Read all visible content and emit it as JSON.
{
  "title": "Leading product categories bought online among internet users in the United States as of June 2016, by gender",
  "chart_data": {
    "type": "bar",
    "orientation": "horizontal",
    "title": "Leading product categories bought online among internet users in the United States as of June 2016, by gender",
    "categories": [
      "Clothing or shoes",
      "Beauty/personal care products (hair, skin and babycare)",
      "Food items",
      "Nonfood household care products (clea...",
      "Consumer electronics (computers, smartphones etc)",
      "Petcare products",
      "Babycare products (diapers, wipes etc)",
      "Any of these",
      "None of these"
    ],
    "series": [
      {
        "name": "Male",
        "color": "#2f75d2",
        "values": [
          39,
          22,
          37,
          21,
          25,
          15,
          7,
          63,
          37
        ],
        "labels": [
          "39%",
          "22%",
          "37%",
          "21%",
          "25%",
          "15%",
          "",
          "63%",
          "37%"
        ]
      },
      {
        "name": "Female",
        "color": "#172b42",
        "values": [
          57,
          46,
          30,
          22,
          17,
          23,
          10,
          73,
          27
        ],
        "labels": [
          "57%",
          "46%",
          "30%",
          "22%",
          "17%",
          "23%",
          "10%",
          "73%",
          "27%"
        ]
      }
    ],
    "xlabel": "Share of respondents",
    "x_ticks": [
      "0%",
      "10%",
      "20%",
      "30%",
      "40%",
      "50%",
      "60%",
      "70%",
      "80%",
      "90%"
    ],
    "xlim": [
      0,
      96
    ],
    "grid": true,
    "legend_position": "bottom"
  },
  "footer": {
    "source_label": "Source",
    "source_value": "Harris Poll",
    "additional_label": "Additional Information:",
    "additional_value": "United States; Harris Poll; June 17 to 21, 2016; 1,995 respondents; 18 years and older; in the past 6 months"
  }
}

What is needed
Write each line above out exactly.

Response to this exercise
Read all visible content and emit it as JSON.
{
  "title": "Leading product categories bought online among internet users in the United States as of June 2016, by gender",
  "chart_data": {
    "type": "bar",
    "orientation": "horizontal",
    "title": "Leading product categories bought online among internet users in the United States as of June 2016, by gender",
    "categories": [
      "Clothing or shoes",
      "Beauty/personal care products (hair, skin and babycare)",
      "Food items",
      "Nonfood household care products (clea...",
      "Consumer electronics (computers, smartphones etc)",
      "Petcare products",
      "Babycare products (diapers, wipes etc)",
      "Any of these",
      "None of these"
    ],
    "series": [
      {
        "name": "Male",
        "color": "#2f75d2",
        "values": [
          39,
          22,
          37,
          21,
          25,
          15,
          7,
          63,
          37
        ],
        "labels": [
          "39%",
          "22%",
          "37%",
          "21%",
          "25%",
          "15%",
          "",
          "63%",
          "37%"
        ]
      },
      {
        "name": "Female",
        "color": "#172b42",
        "values": [
          57,
          46,
          30,
          22,
          17,
          23,
          10,
          73,
          27
        ],
        "labels": [
          "57%",
          "46%",
          "30%",
          "22%",
          "17%",
          "23%",
          "10%",
          "73%",
          "27%"
        ]
      }
    ],
    "xlabel": "Share of respondents",
    "x_ticks": [
      "0%",
      "10%",
      "20%",
      "30%",
      "40%",
      "50%",
      "60%",
      "70%",
      "80%",
      "90%"
    ],
    "xlim": [
      0,
      96
    ],
    "grid": true,
    "legend_position": "bottom"
  },
  "footer": {
    "source_label": "Source",
    "source_value": "Harris Poll",
    "additional_label": "Additional Information:",
    "additional_value": "United States; Harris Poll; June 17 to 21, 2016; 1,995 respondents; 18 years and older; in the past 6 months"
  }
}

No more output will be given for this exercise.